**TASK PROMPT**
Please say how many lines of the listing hold "Parse", with no other words in the answer.

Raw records
((

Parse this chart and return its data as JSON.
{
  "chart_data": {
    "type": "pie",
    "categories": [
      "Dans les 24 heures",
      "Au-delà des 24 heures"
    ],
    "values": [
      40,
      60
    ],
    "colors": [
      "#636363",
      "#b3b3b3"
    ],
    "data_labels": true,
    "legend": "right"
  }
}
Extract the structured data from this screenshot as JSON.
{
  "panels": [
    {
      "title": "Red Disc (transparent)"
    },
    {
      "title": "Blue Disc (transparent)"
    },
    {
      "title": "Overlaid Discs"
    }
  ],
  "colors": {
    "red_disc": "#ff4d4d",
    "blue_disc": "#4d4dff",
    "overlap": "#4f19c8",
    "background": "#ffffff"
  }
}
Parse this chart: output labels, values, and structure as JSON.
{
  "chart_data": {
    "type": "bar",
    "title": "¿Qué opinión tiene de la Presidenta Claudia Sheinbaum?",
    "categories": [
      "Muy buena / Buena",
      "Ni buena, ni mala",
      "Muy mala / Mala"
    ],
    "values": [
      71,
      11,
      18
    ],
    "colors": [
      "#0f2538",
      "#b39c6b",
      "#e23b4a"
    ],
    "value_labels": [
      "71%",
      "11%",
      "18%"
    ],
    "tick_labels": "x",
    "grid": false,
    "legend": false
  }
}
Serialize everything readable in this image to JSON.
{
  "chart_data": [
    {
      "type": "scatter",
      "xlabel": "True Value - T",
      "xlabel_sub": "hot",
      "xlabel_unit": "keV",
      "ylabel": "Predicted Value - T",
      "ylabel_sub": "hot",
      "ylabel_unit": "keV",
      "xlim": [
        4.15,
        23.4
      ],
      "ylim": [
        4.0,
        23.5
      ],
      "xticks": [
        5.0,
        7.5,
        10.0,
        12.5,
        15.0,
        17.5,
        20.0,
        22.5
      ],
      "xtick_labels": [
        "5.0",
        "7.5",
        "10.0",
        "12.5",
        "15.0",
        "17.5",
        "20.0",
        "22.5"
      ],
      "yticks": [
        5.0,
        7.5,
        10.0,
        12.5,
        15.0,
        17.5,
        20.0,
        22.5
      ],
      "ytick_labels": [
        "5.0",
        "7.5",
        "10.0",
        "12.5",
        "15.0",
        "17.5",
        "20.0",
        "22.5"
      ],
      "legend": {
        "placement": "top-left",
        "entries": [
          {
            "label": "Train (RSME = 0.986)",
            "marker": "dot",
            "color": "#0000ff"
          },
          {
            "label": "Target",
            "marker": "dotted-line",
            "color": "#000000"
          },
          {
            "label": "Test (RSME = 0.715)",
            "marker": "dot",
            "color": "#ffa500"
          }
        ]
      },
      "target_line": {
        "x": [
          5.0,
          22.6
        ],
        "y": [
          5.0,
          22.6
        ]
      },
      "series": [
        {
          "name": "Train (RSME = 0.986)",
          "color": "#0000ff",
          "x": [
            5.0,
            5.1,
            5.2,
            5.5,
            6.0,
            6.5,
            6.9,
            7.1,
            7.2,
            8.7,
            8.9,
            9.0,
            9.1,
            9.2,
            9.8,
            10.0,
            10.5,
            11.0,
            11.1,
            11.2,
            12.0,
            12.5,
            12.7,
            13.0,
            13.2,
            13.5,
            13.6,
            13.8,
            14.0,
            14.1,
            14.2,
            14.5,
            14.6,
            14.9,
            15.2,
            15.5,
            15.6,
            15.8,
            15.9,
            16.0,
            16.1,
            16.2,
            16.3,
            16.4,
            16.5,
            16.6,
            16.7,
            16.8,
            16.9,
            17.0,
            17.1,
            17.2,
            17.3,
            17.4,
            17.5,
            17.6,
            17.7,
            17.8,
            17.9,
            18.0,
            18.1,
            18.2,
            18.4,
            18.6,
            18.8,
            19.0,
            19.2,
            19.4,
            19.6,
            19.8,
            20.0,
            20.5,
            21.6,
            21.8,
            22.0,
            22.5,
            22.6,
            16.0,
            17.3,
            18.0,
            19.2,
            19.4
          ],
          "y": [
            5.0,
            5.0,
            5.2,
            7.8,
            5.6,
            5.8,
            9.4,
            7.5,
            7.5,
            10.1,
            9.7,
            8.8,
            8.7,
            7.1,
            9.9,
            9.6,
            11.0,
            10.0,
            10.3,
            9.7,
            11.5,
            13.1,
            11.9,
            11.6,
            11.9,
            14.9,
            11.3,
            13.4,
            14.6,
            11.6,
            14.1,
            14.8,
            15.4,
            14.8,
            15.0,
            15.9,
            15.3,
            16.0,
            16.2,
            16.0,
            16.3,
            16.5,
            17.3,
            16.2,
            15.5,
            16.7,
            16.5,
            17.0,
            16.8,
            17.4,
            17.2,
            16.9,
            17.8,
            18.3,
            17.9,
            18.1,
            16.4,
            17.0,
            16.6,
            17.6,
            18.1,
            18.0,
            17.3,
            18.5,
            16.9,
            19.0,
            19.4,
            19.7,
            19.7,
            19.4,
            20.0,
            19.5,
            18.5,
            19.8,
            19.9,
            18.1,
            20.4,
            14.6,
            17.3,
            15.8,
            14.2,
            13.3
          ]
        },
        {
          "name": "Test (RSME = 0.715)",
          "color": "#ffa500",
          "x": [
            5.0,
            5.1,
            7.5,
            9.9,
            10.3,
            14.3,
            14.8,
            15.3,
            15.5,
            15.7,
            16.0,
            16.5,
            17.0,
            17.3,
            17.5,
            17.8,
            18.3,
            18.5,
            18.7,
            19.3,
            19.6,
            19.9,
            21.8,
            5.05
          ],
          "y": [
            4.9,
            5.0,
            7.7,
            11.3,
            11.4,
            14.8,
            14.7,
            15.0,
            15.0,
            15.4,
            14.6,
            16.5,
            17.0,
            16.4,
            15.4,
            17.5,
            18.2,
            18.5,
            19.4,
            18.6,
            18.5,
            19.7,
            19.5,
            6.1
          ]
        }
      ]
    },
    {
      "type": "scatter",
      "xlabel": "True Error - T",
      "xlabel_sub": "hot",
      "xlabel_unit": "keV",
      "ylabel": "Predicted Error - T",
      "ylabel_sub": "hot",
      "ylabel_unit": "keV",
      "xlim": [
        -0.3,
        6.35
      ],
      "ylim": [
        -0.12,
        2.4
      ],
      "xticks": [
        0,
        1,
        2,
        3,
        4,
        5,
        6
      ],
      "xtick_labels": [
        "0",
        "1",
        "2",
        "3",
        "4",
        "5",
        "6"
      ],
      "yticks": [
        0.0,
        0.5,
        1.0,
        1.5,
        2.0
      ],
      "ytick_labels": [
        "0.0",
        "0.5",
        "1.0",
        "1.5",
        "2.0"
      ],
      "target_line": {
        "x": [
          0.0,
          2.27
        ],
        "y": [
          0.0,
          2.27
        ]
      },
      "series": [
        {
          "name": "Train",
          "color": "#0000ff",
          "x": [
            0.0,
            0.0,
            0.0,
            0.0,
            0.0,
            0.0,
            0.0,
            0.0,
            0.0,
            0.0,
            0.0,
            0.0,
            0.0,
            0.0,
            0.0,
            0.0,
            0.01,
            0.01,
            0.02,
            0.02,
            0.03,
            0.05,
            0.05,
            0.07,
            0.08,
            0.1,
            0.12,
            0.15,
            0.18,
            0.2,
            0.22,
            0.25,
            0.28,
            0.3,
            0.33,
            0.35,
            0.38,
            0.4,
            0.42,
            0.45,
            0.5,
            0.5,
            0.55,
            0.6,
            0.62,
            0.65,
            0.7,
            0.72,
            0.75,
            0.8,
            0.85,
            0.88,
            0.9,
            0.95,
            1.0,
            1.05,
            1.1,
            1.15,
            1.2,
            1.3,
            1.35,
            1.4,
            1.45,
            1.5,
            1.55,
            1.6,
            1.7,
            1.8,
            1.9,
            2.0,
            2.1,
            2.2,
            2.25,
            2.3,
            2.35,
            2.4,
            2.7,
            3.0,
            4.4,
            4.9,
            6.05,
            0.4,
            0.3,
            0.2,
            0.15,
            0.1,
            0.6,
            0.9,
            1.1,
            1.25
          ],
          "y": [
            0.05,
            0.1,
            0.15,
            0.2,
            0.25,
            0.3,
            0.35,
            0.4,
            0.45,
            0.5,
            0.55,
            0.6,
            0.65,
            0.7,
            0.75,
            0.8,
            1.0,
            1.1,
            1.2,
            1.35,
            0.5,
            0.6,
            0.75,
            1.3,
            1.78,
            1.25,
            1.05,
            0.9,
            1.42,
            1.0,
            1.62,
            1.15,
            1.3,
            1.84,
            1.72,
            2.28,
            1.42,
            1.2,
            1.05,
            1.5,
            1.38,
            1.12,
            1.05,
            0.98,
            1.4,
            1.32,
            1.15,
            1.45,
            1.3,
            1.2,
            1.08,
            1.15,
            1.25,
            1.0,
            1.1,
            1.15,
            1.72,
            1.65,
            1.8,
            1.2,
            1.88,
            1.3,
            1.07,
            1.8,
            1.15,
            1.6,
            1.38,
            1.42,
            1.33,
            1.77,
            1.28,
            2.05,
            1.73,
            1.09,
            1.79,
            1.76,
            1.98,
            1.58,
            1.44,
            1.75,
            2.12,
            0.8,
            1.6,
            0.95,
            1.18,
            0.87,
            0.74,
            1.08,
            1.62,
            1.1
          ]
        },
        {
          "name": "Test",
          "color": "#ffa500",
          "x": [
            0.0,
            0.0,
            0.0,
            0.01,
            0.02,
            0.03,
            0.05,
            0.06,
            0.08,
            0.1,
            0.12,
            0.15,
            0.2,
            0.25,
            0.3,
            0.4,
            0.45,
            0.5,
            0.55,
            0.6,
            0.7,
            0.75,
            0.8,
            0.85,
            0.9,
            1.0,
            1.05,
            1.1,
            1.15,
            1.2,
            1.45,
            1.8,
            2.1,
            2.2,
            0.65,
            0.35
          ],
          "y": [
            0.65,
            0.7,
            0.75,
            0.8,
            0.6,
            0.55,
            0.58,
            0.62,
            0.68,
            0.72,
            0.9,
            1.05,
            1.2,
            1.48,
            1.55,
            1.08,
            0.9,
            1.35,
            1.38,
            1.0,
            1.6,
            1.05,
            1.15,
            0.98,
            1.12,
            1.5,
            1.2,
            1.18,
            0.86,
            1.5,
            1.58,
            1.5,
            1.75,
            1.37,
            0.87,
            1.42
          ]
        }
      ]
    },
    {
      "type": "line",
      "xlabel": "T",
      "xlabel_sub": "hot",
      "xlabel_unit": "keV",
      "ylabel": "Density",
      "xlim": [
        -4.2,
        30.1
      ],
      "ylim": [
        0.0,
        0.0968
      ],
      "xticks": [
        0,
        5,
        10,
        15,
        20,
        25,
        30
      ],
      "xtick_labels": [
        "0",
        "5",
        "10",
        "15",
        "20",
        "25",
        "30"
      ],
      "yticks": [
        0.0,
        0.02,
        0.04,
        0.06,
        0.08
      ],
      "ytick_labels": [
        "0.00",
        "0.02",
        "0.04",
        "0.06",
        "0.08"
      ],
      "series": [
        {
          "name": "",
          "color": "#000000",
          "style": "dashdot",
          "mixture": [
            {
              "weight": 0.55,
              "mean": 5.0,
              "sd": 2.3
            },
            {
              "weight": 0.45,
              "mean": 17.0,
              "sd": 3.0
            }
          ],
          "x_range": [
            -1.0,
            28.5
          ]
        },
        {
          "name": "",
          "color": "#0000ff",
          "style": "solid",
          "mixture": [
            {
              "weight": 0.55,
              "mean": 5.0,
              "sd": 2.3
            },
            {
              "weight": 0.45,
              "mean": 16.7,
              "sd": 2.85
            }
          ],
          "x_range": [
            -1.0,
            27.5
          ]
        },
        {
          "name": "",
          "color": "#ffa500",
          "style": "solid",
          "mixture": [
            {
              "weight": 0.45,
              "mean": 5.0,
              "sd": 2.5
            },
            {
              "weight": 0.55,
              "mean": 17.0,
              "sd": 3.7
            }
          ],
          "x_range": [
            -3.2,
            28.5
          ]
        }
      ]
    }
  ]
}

))

**EXERCISE ANSWER**
2